▶ [Objective]: All entries below need to be written out exactly, but without their pictures.

▶ [Data extract]:
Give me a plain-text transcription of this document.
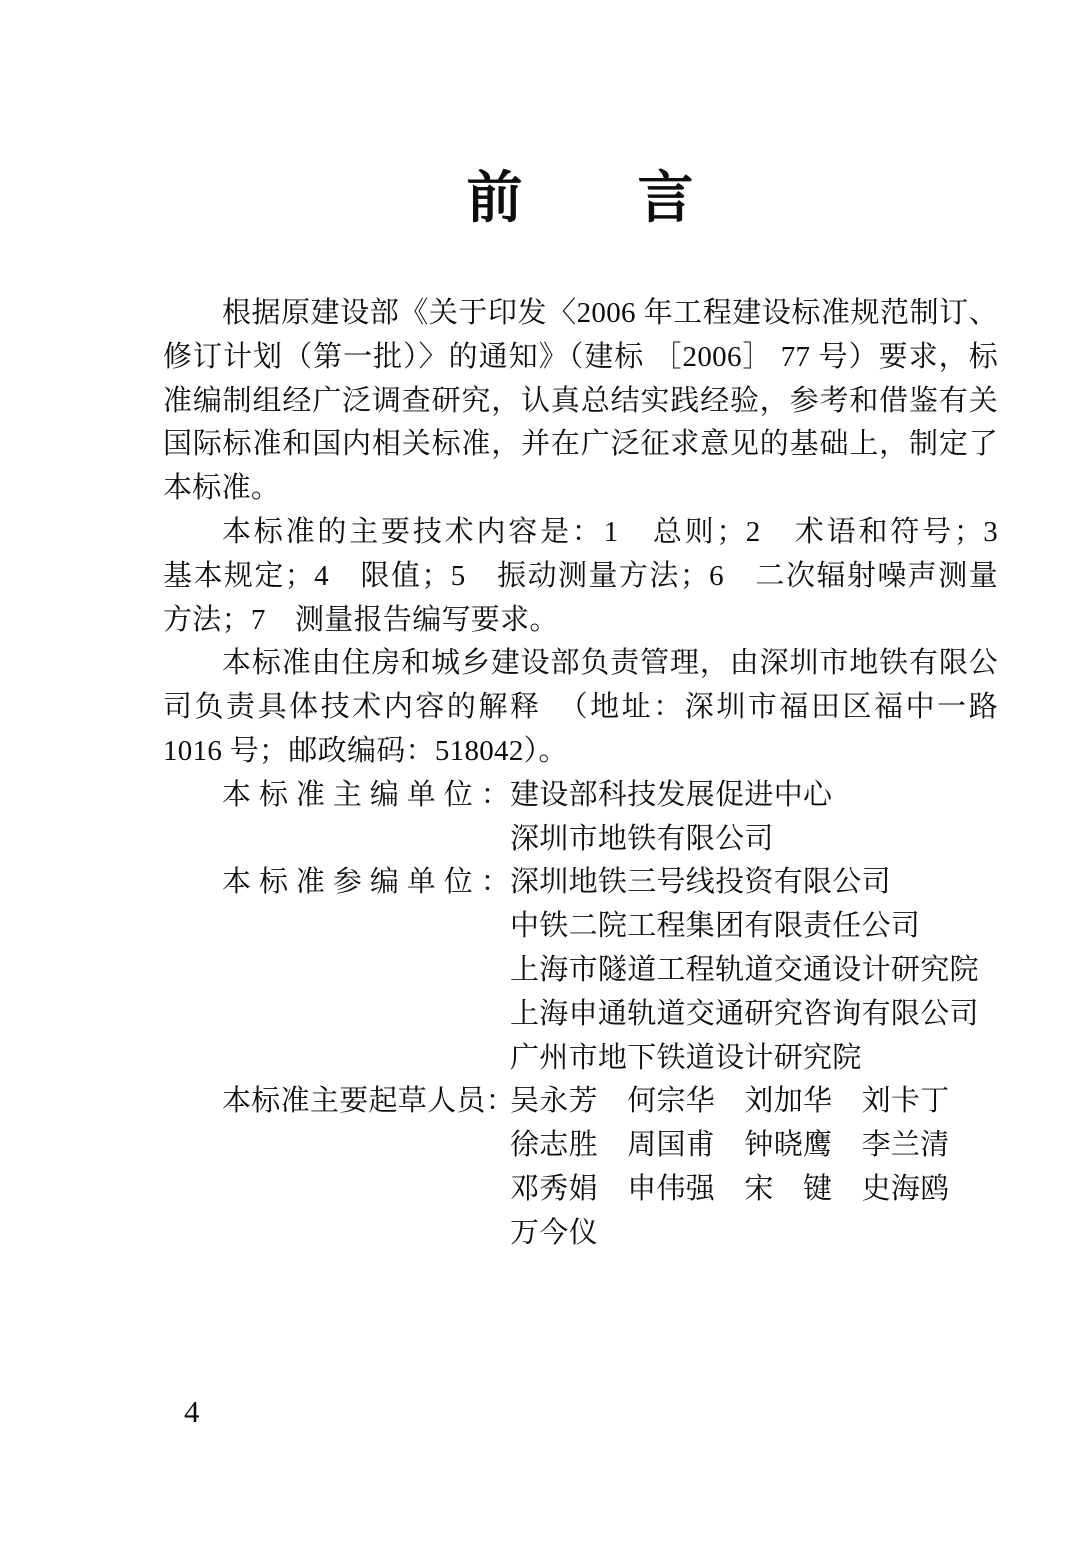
前　　言
根据原建设部《关于印发〈2006 年工程建设标准规范制订、
修订计划（第一批）〉的通知》（建标 ［2006］ 77 号）要求，标
准编制组经广泛调查研究，认真总结实践经验，参考和借鉴有关
国际标准和国内相关标准，并在广泛征求意见的基础上，制定了
本标准。
本标准的主要技术内容是：1　总则；2　术语和符号；3
基本规定；4　限值；5　振动测量方法；6　二次辐射噪声测量
方法；7　测量报告编写要求。
本标准由住房和城乡建设部负责管理，由深圳市地铁有限公
司负责具体技术内容的解释　（地址：深圳市福田区福中一路
1016 号；邮政编码：518042）。
本标准主编单位： 建设部科技发展促进中心
深圳市地铁有限公司
本标准参编单位： 深圳地铁三号线投资有限公司
中铁二院工程集团有限责任公司
上海市隧道工程轨道交通设计研究院
上海申通轨道交通研究咨询有限公司
广州市地下铁道设计研究院
本标准主要起草人员：
吴永芳　何宗华　刘加华　刘卡丁
徐志胜　周国甫　钟晓鹰　李兰清
邓秀娟　申伟强　宋　键　史海鸥
万今仪
4
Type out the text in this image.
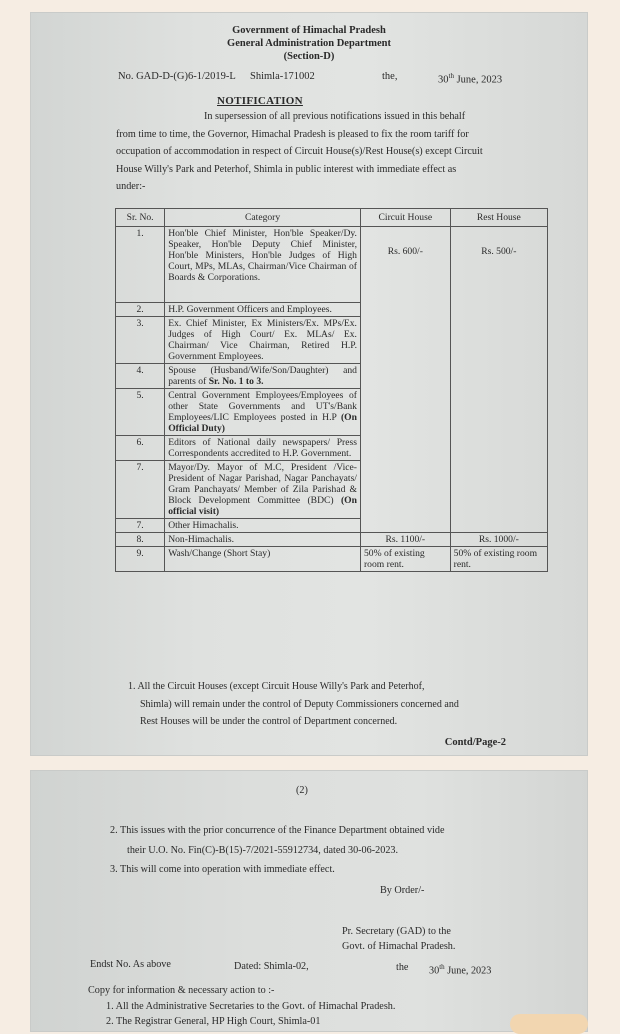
Government of Himachal Pradesh
General Administration Department
(Section-D)
No. GAD-D-(G)6-1/2019-L Shimla-171002	the,	30th June, 2023
NOTIFICATION
In supersession of all previous notifications issued in this behalf
from time to time, the Governor, Himachal Pradesh is pleased to fix the room tariff for
occupation of accommodation in respect of Circuit House(s)/Rest House(s) except Circuit
House Willy's Park and Peterhof, Shimla in public interest with immediate effect as
under:-
Sr. No.	Category	Circuit House	Rest House
1.	Hon'ble Chief Minister, Hon'ble Speaker/Dy. Speaker, Hon'ble Deputy Chief Minister, Hon'ble Ministers, Hon'ble Judges of High Court, MPs, MLAs, Chairman/Vice Chairman of Boards & Corporations.	Rs. 600/-	Rs. 500/-

2.	H.P. Government Officers and Employees.		
3.	Ex. Chief Minister, Ex Ministers/Ex. MPs/Ex. Judges of High Court/ Ex. MLAs/ Ex. Chairman/ Vice Chairman, Retired H.P. Government Employees.		
4.	Spouse (Husband/Wife/Son/Daughter) and parents of Sr. No. 1 to 3.		
5.	Central Government Employees/Employees of other State Governments and UT's/Bank Employees/LIC Employees posted in H.P (On Official Duty)		
6.	Editors of National daily newspapers/ Press Correspondents accredited to H.P. Government.		
7.	Mayor/Dy. Mayor of M.C, President /Vice-President of Nagar Parishad, Nagar Panchayats/ Gram Panchayats/ Member of Zila Parishad & Block Development Committee (BDC) (On official visit)		
7.	Other Himachalis.		
8.	Non-Himachalis.	Rs. 1100/-	Rs. 1000/-
9.	Wash/Change (Short Stay)	50% of existing room rent.	50% of existing room rent.
1. All the Circuit Houses (except Circuit House Willy's Park and Peterhof,
Shimla) will remain under the control of Deputy Commissioners concerned and
Rest Houses will be under the control of Department concerned.
Contd/Page-2
(2)
2. This issues with the prior concurrence of the Finance Department obtained vide
their U.O. No. Fin(C)-B(15)-7/2021-55912734, dated 30-06-2023.
3. This will come into operation with immediate effect.
By Order/-
Pr. Secretary (GAD) to the
Govt. of Himachal Pradesh.
Endst No. As above	Dated: Shimla-02,	the 30th June, 2023
Copy for information & necessary action to :-
1. All the Administrative Secretaries to the Govt. of Himachal Pradesh.
2. The Registrar General, HP High Court, Shimla-01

▶ [Written reply]:
Give me a plain-text transcription of this document.
前　　言
根据原建设部《关于印发〈2006 年工程建设标准规范制订、
修订计划（第一批）〉的通知》（建标 ［2006］ 77 号）要求，标
准编制组经广泛调查研究，认真总结实践经验，参考和借鉴有关
国际标准和国内相关标准，并在广泛征求意见的基础上，制定了
本标准。
本标准的主要技术内容是：1　总则；2　术语和符号；3
基本规定；4　限值；5　振动测量方法；6　二次辐射噪声测量
方法；7　测量报告编写要求。
本标准由住房和城乡建设部负责管理，由深圳市地铁有限公
司负责具体技术内容的解释　（地址：深圳市福田区福中一路
1016 号；邮政编码：518042）。
本标准主编单位： 建设部科技发展促进中心
深圳市地铁有限公司
本标准参编单位： 深圳地铁三号线投资有限公司
中铁二院工程集团有限责任公司
上海市隧道工程轨道交通设计研究院
上海申通轨道交通研究咨询有限公司
广州市地下铁道设计研究院
本标准主要起草人员：
吴永芳　何宗华　刘加华　刘卡丁
徐志胜　周国甫　钟晓鹰　李兰清
邓秀娟　申伟强　宋　键　史海鸥
万今仪
4
Type out the text in this image.
Government of Himachal Pradesh
General Administration Department
(Section-D)
No. GAD-D-(G)6-1/2019-L Shimla-171002	the,	30th June, 2023
NOTIFICATION
In supersession of all previous notifications issued in this behalf
from time to time, the Governor, Himachal Pradesh is pleased to fix the room tariff for
occupation of accommodation in respect of Circuit House(s)/Rest House(s) except Circuit
House Willy's Park and Peterhof, Shimla in public interest with immediate effect as
under:-
Sr. No.	Category	Circuit House	Rest House
1.	Hon'ble Chief Minister, Hon'ble Speaker/Dy. Speaker, Hon'ble Deputy Chief Minister, Hon'ble Ministers, Hon'ble Judges of High Court, MPs, MLAs, Chairman/Vice Chairman of Boards & Corporations.	Rs. 600/-	Rs. 500/-

2.	H.P. Government Officers and Employees.		
3.	Ex. Chief Minister, Ex Ministers/Ex. MPs/Ex. Judges of High Court/ Ex. MLAs/ Ex. Chairman/ Vice Chairman, Retired H.P. Government Employees.		
4.	Spouse (Husband/Wife/Son/Daughter) and parents of Sr. No. 1 to 3.		
5.	Central Government Employees/Employees of other State Governments and UT's/Bank Employees/LIC Employees posted in H.P (On Official Duty)		
6.	Editors of National daily newspapers/ Press Correspondents accredited to H.P. Government.		
7.	Mayor/Dy. Mayor of M.C, President /Vice-President of Nagar Parishad, Nagar Panchayats/ Gram Panchayats/ Member of Zila Parishad & Block Development Committee (BDC) (On official visit)		
7.	Other Himachalis.		
8.	Non-Himachalis.	Rs. 1100/-	Rs. 1000/-
9.	Wash/Change (Short Stay)	50% of existing room rent.	50% of existing room rent.
1. All the Circuit Houses (except Circuit House Willy's Park and Peterhof,
Shimla) will remain under the control of Deputy Commissioners concerned and
Rest Houses will be under the control of Department concerned.
Contd/Page-2
(2)
2. This issues with the prior concurrence of the Finance Department obtained vide
their U.O. No. Fin(C)-B(15)-7/2021-55912734, dated 30-06-2023.
3. This will come into operation with immediate effect.
By Order/-
Pr. Secretary (GAD) to the
Govt. of Himachal Pradesh.
Endst No. As above	Dated: Shimla-02,	the 30th June, 2023
Copy for information & necessary action to :-
1. All the Administrative Secretaries to the Govt. of Himachal Pradesh.
2. The Registrar General, HP High Court, Shimla-01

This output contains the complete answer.